* start *

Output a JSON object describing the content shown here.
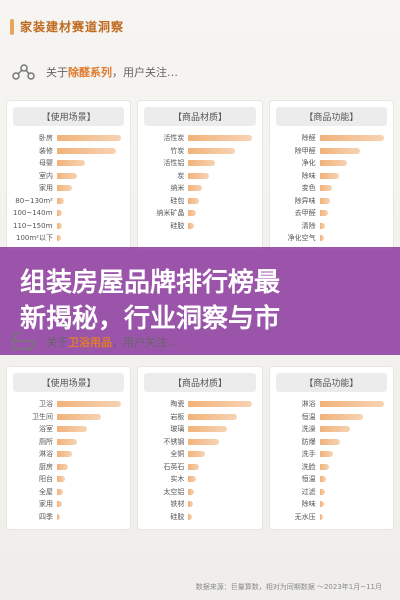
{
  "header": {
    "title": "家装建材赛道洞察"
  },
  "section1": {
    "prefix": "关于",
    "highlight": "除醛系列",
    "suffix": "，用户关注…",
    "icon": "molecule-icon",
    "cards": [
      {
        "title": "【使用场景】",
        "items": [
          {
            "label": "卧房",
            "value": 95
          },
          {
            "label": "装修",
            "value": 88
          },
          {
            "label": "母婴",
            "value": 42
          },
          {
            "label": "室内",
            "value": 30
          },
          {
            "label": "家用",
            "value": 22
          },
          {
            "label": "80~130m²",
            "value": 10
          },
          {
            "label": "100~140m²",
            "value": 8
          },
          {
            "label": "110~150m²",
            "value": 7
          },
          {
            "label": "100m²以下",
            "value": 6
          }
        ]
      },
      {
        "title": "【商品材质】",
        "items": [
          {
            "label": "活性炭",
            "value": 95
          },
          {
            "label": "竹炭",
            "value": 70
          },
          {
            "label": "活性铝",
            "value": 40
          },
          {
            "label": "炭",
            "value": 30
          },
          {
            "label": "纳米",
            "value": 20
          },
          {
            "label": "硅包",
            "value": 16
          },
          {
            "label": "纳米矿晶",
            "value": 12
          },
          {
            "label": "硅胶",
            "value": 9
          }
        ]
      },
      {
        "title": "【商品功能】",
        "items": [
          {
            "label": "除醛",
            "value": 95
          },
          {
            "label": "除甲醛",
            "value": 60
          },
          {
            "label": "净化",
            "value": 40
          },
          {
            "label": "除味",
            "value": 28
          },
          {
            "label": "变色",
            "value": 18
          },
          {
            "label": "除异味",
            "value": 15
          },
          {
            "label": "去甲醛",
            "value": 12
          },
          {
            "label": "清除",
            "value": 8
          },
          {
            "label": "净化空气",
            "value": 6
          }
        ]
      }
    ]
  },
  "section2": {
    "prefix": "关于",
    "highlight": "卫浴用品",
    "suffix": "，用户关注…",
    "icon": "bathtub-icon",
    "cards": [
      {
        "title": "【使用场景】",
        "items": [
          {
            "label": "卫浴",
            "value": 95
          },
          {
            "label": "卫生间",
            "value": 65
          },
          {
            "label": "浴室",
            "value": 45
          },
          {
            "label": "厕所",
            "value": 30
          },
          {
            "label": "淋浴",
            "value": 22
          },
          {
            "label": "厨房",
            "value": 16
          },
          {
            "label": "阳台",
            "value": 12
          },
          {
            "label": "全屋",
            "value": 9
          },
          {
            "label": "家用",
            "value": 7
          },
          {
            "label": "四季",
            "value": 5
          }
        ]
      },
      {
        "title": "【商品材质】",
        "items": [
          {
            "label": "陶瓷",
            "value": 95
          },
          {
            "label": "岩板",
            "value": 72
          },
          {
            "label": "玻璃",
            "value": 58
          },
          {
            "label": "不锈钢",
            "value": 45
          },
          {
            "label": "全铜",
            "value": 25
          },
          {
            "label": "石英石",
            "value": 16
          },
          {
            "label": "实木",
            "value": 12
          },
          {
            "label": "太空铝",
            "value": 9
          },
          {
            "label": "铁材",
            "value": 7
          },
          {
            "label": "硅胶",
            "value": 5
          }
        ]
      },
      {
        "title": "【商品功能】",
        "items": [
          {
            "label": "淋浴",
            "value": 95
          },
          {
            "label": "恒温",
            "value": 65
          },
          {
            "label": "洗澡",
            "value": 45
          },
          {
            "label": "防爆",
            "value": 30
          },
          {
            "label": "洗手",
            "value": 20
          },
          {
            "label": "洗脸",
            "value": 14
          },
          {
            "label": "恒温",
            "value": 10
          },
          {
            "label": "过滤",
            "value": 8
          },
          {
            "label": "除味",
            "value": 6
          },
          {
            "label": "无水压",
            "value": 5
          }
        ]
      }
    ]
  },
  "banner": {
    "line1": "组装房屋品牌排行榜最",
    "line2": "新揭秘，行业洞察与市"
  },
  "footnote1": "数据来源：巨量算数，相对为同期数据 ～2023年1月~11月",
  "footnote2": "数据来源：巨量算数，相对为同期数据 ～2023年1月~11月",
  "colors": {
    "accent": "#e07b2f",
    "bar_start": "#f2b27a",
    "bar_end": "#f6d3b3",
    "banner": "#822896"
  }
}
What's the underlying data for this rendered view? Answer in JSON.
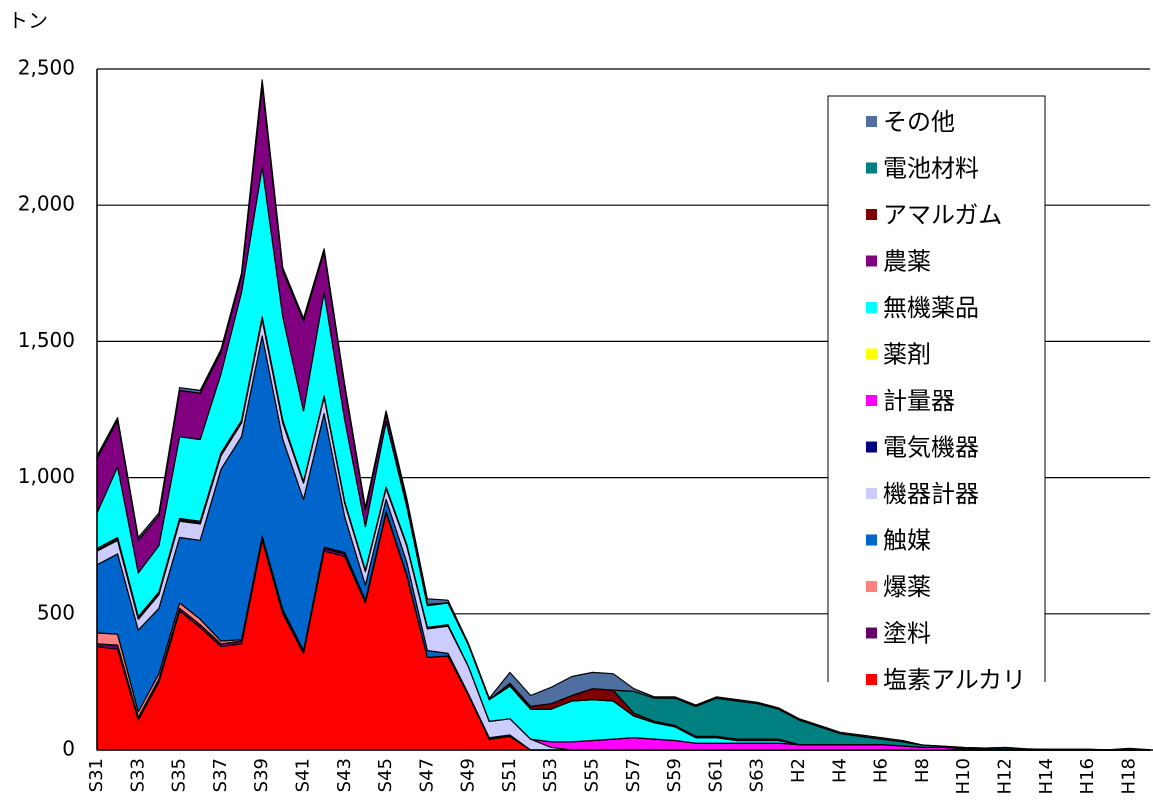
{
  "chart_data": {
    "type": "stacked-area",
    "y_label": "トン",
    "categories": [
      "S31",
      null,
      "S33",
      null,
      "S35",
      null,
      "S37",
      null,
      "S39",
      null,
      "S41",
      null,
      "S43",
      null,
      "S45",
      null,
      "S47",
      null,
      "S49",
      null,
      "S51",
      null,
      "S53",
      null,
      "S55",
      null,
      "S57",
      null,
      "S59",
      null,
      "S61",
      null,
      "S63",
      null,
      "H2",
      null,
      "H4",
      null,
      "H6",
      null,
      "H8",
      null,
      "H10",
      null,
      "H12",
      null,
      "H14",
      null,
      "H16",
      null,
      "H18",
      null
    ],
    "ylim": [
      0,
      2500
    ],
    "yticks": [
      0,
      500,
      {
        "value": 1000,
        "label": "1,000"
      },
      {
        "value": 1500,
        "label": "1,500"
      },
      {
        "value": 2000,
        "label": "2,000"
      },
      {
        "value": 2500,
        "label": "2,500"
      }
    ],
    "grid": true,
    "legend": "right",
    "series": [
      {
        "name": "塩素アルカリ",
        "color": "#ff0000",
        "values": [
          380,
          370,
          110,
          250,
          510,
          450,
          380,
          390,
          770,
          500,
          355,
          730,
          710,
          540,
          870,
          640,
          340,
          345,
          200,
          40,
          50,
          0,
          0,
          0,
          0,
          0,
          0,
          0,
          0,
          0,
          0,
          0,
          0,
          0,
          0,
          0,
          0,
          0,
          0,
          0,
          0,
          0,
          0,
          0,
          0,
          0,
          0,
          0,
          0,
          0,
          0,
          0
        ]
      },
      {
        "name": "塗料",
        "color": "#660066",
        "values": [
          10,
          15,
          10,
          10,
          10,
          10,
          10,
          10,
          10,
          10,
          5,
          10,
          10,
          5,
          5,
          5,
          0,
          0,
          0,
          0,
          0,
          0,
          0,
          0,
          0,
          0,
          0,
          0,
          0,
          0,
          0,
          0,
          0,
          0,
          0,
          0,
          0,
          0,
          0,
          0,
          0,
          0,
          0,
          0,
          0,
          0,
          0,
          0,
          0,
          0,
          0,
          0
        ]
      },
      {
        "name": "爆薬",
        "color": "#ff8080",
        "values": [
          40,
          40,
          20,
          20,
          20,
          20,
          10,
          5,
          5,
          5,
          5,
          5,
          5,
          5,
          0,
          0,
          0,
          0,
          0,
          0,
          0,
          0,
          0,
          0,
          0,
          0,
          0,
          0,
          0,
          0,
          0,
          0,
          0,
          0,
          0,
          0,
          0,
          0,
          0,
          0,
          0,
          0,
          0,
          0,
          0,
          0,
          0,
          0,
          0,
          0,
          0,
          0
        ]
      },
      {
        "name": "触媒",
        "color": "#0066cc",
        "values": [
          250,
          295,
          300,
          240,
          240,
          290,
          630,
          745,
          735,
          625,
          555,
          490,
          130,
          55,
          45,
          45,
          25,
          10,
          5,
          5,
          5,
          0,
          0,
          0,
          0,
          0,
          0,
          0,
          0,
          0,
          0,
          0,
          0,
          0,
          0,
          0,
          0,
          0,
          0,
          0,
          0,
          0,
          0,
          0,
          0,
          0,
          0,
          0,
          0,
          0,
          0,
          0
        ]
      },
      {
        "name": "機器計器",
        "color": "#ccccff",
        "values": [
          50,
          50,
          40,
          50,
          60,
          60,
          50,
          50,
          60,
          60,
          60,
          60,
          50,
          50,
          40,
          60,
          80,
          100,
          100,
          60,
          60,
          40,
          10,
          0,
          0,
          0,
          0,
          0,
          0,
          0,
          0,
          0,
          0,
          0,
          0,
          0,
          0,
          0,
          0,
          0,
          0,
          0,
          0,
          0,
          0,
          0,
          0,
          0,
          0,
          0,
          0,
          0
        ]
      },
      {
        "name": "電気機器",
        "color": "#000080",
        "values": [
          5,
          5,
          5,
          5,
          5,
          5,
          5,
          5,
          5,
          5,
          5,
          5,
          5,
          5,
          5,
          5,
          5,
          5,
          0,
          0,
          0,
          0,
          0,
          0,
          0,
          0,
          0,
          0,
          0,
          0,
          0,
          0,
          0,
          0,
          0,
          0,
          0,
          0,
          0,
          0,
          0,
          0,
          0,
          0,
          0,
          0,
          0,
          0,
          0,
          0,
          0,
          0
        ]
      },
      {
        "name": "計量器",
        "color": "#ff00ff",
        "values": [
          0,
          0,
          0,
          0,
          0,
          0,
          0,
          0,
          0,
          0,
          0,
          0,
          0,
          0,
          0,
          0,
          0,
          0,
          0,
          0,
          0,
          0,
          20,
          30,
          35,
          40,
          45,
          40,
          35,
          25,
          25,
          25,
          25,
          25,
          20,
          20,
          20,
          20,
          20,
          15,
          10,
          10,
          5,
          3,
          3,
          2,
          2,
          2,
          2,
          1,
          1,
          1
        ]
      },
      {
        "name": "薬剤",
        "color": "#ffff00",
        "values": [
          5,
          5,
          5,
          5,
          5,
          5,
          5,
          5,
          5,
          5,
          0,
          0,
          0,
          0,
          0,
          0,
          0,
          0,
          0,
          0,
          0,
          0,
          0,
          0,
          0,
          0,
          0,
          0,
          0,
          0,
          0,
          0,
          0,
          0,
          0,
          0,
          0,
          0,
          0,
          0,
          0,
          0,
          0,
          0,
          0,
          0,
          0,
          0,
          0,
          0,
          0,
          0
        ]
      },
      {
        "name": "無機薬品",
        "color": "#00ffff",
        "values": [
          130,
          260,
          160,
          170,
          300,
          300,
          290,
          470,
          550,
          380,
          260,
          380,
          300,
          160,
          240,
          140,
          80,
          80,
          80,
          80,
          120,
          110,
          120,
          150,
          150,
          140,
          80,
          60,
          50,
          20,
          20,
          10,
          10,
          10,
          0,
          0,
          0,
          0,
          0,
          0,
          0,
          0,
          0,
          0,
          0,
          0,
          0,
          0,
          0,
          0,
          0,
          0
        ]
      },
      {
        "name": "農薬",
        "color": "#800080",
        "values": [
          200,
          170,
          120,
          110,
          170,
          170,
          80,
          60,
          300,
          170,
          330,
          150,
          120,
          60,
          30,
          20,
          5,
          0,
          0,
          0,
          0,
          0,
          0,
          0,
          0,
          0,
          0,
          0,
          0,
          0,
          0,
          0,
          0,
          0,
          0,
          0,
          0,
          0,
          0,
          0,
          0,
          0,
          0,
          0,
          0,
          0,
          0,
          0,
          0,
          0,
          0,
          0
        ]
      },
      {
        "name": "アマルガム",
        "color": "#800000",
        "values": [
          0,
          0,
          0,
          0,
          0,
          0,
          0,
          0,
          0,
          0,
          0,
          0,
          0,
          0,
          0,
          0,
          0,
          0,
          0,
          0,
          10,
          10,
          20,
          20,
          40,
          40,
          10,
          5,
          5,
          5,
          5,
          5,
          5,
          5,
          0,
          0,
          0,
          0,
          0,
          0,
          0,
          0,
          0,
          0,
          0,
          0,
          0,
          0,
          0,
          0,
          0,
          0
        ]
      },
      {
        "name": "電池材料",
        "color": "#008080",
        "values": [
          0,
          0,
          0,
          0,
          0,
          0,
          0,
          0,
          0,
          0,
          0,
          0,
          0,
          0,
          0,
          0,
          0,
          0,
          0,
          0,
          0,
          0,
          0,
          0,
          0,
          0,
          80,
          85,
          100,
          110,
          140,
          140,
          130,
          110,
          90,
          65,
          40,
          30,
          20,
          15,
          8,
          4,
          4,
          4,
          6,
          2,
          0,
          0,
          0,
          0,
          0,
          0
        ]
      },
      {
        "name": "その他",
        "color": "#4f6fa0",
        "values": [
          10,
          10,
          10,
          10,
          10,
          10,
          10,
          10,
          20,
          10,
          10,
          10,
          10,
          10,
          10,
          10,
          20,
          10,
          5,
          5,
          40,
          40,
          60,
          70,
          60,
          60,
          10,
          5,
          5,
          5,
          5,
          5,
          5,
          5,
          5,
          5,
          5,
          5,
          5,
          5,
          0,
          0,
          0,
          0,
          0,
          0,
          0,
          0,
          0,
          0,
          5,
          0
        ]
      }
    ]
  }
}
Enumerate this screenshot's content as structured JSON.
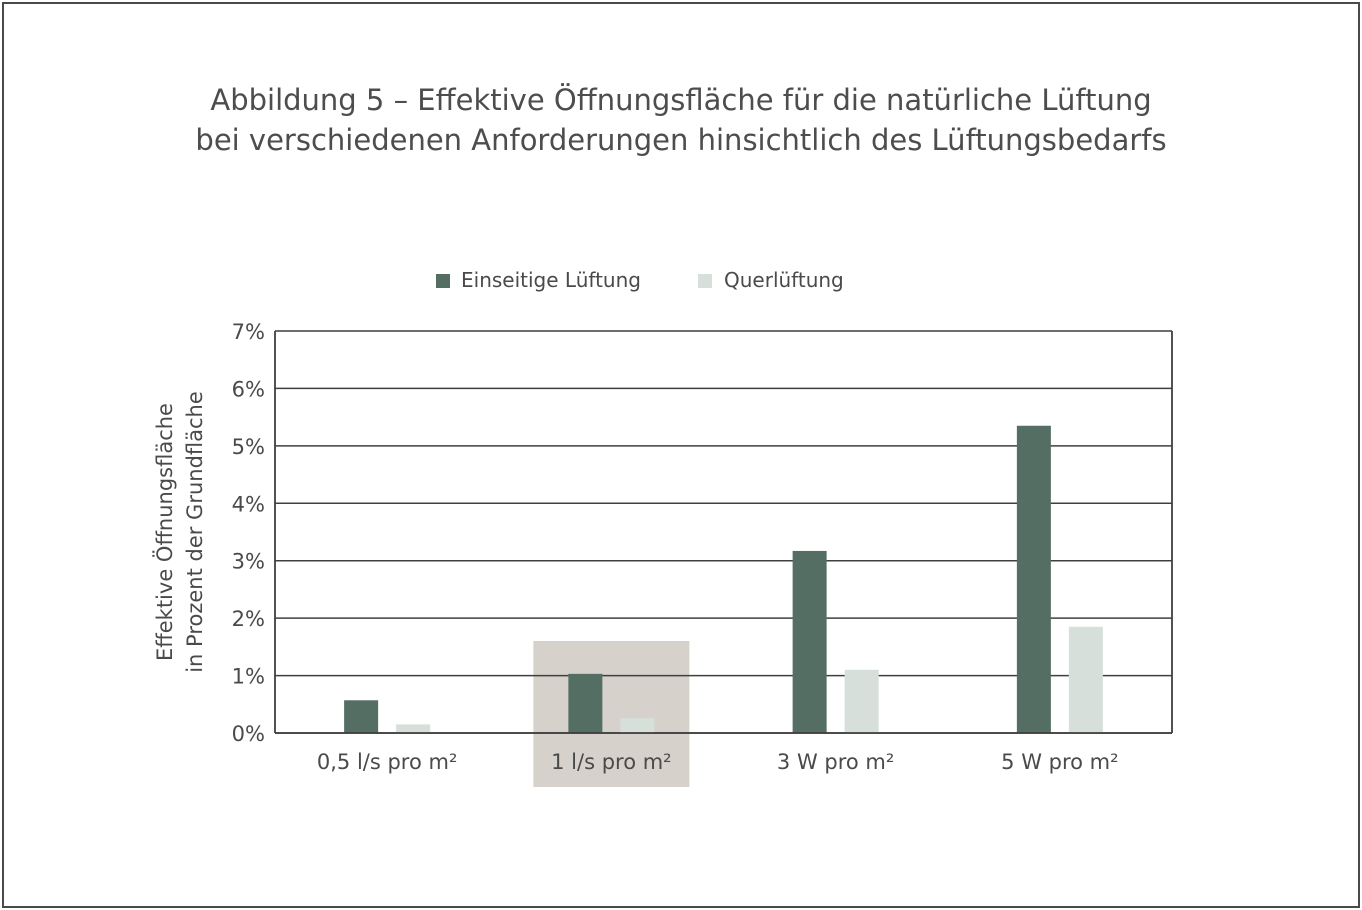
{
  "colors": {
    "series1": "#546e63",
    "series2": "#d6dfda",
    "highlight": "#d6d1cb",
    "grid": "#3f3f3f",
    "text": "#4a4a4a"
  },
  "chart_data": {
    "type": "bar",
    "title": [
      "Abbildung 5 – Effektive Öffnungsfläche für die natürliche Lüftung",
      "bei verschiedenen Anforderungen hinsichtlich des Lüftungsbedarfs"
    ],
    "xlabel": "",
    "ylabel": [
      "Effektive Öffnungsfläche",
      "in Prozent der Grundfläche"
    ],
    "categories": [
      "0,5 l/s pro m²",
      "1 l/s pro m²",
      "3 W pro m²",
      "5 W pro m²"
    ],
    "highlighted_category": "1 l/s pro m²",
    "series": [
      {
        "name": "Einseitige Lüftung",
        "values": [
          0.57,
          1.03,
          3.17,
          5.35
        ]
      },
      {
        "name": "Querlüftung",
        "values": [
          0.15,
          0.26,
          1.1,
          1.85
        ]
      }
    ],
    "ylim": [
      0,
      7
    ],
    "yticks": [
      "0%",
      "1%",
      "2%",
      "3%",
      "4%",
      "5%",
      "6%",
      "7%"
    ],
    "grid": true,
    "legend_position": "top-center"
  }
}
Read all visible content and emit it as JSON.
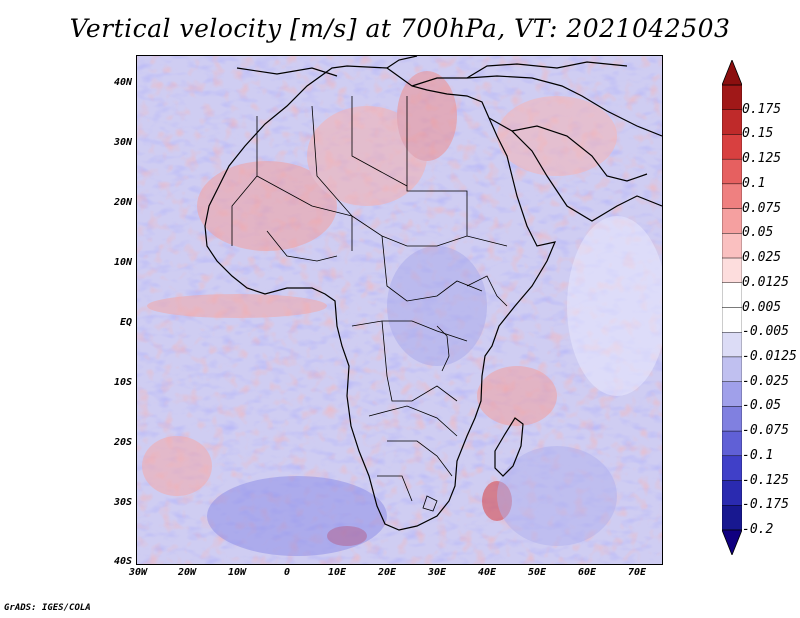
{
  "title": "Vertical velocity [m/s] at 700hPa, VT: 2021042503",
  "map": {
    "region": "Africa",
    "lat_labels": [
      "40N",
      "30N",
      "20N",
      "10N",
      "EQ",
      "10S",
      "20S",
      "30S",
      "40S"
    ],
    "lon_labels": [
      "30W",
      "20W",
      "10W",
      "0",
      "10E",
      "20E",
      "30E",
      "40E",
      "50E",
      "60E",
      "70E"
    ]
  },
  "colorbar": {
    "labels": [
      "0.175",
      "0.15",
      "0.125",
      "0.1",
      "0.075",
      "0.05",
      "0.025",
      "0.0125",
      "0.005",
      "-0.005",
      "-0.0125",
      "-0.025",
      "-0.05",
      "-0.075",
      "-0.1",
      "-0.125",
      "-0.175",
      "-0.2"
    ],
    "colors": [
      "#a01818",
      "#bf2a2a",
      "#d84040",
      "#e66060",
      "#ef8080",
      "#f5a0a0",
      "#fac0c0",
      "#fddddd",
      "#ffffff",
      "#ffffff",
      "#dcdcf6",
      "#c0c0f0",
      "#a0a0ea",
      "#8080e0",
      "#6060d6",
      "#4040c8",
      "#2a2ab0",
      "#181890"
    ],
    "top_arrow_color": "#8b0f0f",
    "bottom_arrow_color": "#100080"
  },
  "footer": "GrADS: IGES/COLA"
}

* end *

## WHAT THE TASK ASKS
Look through the entries and return every line where "JSON" appears.

## WRITTEN ANSWER
Output a JSON object describing the content shown here.
What's the underlying data for this rendered view? Answer in JSON.
Enumerate this screenshot's content as structured JSON.
Read all visible content and emit it as JSON.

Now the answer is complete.